#### EXTRACTED TEXT

____

Periodic Reporting for period 1 - MMPCURSRT (A multi-method perspective on children's use of rehearsal in serial recall tasks)

Reporting period: 2016-10-01 to 2018-09-30

In a changing society, schools not only have the task of teaching knowledge, but also have to prepare students for life-long learning. Therefore, education increasingly aims to foster Self-Regulated Learning. For self-regulated learning students need various competencies: a large set of strategies appropriate for different cognitive tasks, metacognition to regulate the targeted use of appropriate strategies as well as motivation and volition to stay engaged in the learning tasks.
Even though research into self-regulated learning has grown in the last 25 years, several key issues have not been solved yet. However, these can be studied by combining methods from cognitive and from developmental psychology with state-of-the-art statistical modelling. One issue is that high-quality multi-method research into strategy development and metacognitive development is very scarce, particular in the elementary school years.
From a scientific perspective this research is crucial, because all methods to assess cognitive strategies have their specific strengths and weaknesses. Only if different methods lead to the same or similar conclusions can we gain reliable, cross-validated knowledge about strategy use and development. Only with multi-method research can we learn how well children’s metacognitive skills to accurately report their cognitive strategy have developed. In addition to children’s self-reports about strategy use, we therefore need further methods to check the accuracy of these self-reports.

____

#### TASK BRIEF
From the project report, list every competency it names as necessary for students' self-regulated learning. The rows that follow are not needed for this exercise.

____

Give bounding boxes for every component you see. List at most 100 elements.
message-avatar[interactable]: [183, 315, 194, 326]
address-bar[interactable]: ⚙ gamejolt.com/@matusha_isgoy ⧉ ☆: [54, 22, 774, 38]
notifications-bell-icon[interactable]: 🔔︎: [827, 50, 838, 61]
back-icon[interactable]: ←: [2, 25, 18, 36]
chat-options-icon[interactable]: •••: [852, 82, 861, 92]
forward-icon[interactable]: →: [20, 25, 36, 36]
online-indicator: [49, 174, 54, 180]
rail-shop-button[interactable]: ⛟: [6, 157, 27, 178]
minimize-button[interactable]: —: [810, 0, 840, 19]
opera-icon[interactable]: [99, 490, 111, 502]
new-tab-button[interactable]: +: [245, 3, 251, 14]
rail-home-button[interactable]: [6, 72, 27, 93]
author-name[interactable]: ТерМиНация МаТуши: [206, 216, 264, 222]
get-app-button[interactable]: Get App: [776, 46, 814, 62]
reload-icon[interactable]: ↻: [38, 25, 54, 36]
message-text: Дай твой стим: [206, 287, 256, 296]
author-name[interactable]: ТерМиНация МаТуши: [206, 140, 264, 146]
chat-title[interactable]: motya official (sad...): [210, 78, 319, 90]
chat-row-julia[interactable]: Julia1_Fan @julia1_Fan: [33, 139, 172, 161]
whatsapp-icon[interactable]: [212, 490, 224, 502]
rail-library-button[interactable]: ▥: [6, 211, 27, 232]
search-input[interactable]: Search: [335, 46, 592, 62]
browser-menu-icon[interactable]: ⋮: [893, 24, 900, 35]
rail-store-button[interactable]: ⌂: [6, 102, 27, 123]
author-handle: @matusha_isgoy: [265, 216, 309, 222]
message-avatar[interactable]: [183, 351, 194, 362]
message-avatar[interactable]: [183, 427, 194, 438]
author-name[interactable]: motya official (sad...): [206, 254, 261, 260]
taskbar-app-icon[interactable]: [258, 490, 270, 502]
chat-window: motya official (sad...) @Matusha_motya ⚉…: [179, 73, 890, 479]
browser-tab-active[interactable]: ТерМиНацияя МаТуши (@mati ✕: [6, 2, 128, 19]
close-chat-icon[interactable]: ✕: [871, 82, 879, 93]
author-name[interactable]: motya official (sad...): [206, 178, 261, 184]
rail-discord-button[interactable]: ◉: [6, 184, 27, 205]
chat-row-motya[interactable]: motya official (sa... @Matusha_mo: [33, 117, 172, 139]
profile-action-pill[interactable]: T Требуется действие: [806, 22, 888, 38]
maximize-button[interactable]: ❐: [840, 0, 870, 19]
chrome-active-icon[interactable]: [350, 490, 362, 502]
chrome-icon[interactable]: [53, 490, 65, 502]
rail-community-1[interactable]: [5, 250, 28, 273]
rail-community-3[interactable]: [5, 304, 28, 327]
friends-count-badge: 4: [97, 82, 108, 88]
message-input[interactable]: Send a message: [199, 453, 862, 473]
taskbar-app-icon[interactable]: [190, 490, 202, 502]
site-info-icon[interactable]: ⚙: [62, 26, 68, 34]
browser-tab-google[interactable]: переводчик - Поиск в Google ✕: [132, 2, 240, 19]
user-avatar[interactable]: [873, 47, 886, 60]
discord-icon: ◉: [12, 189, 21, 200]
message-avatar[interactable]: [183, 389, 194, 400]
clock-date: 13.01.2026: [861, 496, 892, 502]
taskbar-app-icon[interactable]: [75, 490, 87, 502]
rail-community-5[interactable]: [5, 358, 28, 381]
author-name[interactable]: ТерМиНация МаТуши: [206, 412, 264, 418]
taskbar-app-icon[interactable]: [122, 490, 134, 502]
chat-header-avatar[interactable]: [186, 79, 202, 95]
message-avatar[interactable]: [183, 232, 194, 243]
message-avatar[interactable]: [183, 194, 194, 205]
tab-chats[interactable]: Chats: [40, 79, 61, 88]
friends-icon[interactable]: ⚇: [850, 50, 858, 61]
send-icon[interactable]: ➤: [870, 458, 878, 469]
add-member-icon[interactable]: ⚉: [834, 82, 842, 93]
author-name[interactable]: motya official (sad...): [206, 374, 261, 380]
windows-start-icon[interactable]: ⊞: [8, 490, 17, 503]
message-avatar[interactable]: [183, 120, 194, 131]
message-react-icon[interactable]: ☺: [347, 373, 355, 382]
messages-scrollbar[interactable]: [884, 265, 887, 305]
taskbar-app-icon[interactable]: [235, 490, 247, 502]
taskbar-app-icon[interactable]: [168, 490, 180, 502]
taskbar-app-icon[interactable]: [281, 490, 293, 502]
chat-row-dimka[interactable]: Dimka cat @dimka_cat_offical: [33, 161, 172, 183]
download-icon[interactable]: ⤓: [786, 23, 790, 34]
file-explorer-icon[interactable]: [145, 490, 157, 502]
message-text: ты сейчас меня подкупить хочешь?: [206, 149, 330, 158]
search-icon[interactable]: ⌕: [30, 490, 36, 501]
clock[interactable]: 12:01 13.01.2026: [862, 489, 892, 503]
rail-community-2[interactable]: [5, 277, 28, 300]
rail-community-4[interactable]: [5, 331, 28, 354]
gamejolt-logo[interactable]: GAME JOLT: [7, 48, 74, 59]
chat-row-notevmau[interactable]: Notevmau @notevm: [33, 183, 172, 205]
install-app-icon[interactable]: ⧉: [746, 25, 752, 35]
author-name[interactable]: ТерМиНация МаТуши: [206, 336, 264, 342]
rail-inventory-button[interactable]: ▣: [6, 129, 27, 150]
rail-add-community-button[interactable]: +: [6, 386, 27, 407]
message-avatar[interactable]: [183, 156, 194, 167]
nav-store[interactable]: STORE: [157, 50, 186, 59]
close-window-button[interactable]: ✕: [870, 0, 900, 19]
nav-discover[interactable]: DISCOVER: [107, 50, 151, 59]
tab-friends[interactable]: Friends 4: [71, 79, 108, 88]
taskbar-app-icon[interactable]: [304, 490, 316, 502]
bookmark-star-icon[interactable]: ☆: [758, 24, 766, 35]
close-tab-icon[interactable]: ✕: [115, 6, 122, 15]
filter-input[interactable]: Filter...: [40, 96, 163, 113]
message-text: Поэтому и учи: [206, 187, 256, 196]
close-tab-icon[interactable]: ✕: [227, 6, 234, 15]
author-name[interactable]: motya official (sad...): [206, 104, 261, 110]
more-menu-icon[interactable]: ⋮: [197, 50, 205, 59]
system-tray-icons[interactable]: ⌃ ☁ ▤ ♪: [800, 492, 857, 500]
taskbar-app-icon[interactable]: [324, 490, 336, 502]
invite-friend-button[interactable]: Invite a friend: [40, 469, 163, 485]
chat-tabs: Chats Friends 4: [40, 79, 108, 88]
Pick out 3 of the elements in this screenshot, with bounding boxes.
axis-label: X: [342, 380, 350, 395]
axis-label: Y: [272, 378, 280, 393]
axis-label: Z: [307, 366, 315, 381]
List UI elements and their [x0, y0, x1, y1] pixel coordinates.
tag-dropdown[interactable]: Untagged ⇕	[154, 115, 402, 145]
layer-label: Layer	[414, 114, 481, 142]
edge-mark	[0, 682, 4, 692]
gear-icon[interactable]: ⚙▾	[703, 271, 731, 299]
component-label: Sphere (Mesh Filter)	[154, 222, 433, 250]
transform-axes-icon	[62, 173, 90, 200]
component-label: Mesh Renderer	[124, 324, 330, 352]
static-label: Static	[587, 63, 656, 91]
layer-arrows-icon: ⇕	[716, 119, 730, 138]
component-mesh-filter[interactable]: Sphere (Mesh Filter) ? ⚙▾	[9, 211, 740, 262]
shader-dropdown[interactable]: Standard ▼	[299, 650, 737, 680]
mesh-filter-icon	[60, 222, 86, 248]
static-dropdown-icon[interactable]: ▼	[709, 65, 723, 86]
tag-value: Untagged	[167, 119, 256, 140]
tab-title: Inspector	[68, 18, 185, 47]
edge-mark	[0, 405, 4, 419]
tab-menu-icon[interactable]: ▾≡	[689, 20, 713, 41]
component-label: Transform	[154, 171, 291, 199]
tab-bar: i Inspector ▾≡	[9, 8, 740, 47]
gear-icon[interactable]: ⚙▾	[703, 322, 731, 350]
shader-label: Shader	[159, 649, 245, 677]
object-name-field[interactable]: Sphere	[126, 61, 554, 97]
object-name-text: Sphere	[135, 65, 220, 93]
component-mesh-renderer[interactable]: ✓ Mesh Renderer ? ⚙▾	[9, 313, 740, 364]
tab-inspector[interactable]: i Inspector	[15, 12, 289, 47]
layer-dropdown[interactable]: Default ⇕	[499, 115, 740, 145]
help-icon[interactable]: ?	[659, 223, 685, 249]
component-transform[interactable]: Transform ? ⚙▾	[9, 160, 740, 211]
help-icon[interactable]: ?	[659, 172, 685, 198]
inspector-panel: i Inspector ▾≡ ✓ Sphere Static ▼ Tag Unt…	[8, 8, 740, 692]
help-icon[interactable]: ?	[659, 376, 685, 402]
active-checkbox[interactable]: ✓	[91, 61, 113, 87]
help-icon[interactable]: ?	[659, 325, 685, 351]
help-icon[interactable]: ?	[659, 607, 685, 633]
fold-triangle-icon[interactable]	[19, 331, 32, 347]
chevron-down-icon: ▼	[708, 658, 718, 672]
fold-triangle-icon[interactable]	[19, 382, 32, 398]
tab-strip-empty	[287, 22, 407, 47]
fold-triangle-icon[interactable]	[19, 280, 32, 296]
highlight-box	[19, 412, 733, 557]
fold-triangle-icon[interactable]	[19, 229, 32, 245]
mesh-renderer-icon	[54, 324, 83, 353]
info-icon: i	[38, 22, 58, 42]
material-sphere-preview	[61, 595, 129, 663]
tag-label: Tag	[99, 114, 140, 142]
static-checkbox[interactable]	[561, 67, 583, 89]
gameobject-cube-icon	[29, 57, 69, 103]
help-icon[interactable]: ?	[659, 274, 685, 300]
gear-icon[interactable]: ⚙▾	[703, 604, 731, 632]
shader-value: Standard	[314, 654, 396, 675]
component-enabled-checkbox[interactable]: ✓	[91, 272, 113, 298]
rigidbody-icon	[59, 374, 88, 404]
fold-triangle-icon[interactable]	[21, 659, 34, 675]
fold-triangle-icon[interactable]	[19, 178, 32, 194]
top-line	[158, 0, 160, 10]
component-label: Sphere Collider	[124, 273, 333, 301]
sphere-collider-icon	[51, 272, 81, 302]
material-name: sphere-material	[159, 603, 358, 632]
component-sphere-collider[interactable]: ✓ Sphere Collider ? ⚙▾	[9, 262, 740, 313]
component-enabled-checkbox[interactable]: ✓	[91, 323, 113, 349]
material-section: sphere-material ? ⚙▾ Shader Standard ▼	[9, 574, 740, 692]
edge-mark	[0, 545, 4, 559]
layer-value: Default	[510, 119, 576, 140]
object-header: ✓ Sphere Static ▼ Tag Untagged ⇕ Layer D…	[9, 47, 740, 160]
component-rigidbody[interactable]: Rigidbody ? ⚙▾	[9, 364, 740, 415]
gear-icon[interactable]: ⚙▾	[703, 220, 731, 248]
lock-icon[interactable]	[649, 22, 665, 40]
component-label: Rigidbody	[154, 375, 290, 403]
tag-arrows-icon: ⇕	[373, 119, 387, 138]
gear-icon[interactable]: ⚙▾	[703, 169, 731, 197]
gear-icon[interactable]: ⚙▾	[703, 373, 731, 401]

____

#### SOLUTION
- A large set of strategies appropriate for different cognitive tasks
- Metacognition to regulate the targeted use of appropriate strategies
- Motivation
- Volition